STATED GOAL: Reproduce every entry below precisely. Pictures are excluded from the copy.

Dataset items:
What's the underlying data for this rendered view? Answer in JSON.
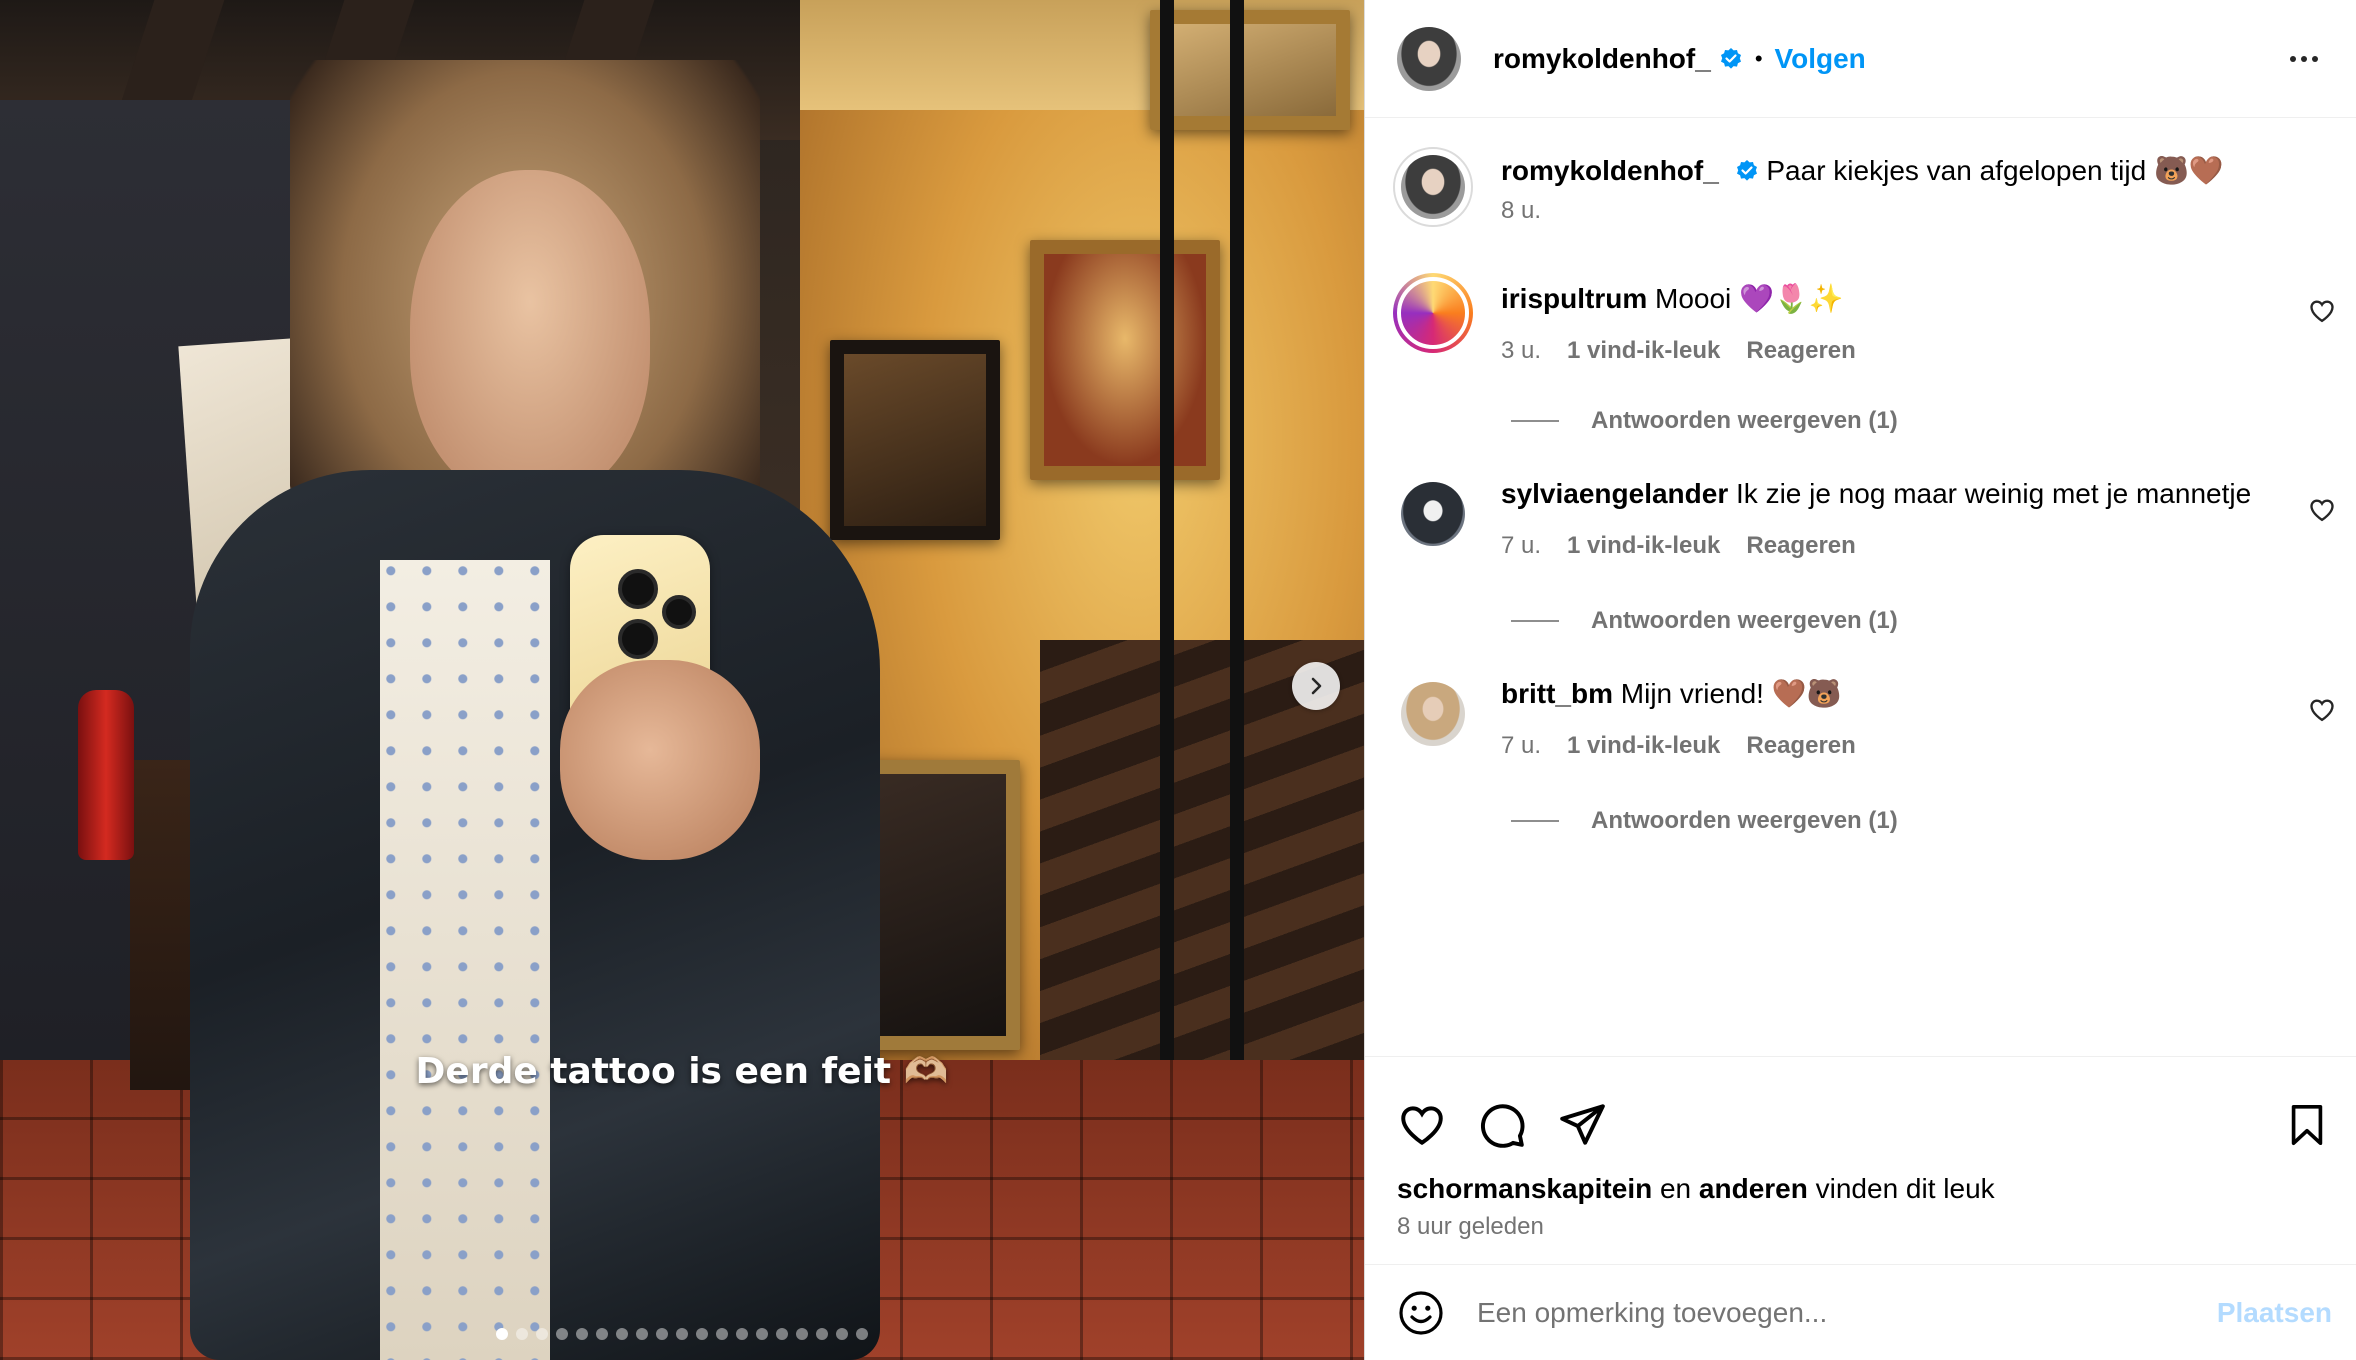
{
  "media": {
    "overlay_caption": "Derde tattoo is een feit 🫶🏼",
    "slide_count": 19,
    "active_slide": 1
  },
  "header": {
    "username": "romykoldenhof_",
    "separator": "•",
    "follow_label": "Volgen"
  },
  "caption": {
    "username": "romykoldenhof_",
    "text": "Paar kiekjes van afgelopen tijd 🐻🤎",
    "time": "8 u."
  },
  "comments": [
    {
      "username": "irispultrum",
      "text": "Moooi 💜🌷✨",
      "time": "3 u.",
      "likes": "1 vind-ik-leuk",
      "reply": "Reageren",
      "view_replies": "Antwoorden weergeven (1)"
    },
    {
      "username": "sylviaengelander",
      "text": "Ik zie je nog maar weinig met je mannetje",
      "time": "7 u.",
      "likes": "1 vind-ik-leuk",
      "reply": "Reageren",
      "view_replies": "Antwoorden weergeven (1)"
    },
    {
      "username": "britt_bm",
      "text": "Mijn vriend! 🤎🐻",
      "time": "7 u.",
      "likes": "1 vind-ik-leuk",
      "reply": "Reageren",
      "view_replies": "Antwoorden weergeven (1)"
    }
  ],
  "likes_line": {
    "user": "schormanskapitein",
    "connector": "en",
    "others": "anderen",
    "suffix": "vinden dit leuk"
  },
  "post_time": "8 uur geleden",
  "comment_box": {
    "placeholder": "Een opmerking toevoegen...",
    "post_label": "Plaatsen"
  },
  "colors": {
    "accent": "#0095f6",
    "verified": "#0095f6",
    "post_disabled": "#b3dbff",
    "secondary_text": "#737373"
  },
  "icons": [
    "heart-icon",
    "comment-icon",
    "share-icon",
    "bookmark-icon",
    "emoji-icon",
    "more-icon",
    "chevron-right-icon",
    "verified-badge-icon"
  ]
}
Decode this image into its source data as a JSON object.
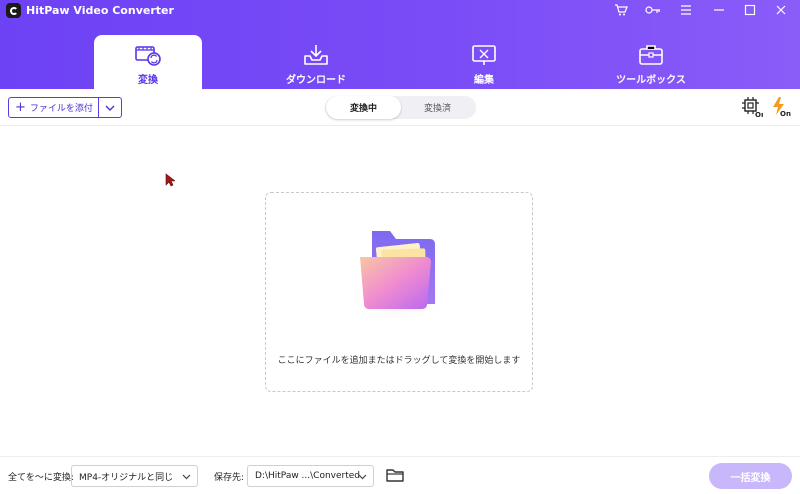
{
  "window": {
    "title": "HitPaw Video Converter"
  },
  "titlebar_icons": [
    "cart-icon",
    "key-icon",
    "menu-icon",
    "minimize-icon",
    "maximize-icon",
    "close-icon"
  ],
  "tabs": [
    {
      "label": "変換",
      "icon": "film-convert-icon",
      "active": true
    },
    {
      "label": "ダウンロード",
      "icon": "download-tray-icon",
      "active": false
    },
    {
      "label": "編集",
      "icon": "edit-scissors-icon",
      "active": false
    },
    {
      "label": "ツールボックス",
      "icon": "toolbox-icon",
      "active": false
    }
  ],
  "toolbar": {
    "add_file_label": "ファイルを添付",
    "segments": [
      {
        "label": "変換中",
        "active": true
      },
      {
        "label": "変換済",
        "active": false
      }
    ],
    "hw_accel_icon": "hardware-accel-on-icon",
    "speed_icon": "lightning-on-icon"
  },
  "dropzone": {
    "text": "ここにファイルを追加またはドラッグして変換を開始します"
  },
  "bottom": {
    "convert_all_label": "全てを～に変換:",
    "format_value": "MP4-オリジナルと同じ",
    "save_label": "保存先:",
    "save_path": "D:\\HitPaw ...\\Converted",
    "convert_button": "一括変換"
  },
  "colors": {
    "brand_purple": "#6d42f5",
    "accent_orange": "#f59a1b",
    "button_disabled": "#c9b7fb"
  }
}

TASK SOLUTION:
What's the underlying data for this rendered view? Answer in JSON.
{
  "media": {
    "overlay_caption": "Derde tattoo is een feit 🫶🏼",
    "slide_count": 19,
    "active_slide": 1
  },
  "header": {
    "username": "romykoldenhof_",
    "separator": "•",
    "follow_label": "Volgen"
  },
  "caption": {
    "username": "romykoldenhof_",
    "text": "Paar kiekjes van afgelopen tijd 🐻🤎",
    "time": "8 u."
  },
  "comments": [
    {
      "username": "irispultrum",
      "text": "Moooi 💜🌷✨",
      "time": "3 u.",
      "likes": "1 vind-ik-leuk",
      "reply": "Reageren",
      "view_replies": "Antwoorden weergeven (1)"
    },
    {
      "username": "sylviaengelander",
      "text": "Ik zie je nog maar weinig met je mannetje",
      "time": "7 u.",
      "likes": "1 vind-ik-leuk",
      "reply": "Reageren",
      "view_replies": "Antwoorden weergeven (1)"
    },
    {
      "username": "britt_bm",
      "text": "Mijn vriend! 🤎🐻",
      "time": "7 u.",
      "likes": "1 vind-ik-leuk",
      "reply": "Reageren",
      "view_replies": "Antwoorden weergeven (1)"
    }
  ],
  "likes_line": {
    "user": "schormanskapitein",
    "connector": "en",
    "others": "anderen",
    "suffix": "vinden dit leuk"
  },
  "post_time": "8 uur geleden",
  "comment_box": {
    "placeholder": "Een opmerking toevoegen...",
    "post_label": "Plaatsen"
  },
  "colors": {
    "accent": "#0095f6",
    "verified": "#0095f6",
    "post_disabled": "#b3dbff",
    "secondary_text": "#737373"
  },
  "icons": [
    "heart-icon",
    "comment-icon",
    "share-icon",
    "bookmark-icon",
    "emoji-icon",
    "more-icon",
    "chevron-right-icon",
    "verified-badge-icon"
  ]
}
Decode this image into its source data as a JSON object.
{
  "window": {
    "title": "HitPaw Video Converter"
  },
  "titlebar_icons": [
    "cart-icon",
    "key-icon",
    "menu-icon",
    "minimize-icon",
    "maximize-icon",
    "close-icon"
  ],
  "tabs": [
    {
      "label": "変換",
      "icon": "film-convert-icon",
      "active": true
    },
    {
      "label": "ダウンロード",
      "icon": "download-tray-icon",
      "active": false
    },
    {
      "label": "編集",
      "icon": "edit-scissors-icon",
      "active": false
    },
    {
      "label": "ツールボックス",
      "icon": "toolbox-icon",
      "active": false
    }
  ],
  "toolbar": {
    "add_file_label": "ファイルを添付",
    "segments": [
      {
        "label": "変換中",
        "active": true
      },
      {
        "label": "変換済",
        "active": false
      }
    ],
    "hw_accel_icon": "hardware-accel-on-icon",
    "speed_icon": "lightning-on-icon"
  },
  "dropzone": {
    "text": "ここにファイルを追加またはドラッグして変換を開始します"
  },
  "bottom": {
    "convert_all_label": "全てを～に変換:",
    "format_value": "MP4-オリジナルと同じ",
    "save_label": "保存先:",
    "save_path": "D:\\HitPaw ...\\Converted",
    "convert_button": "一括変換"
  },
  "colors": {
    "brand_purple": "#6d42f5",
    "accent_orange": "#f59a1b",
    "button_disabled": "#c9b7fb"
  }
}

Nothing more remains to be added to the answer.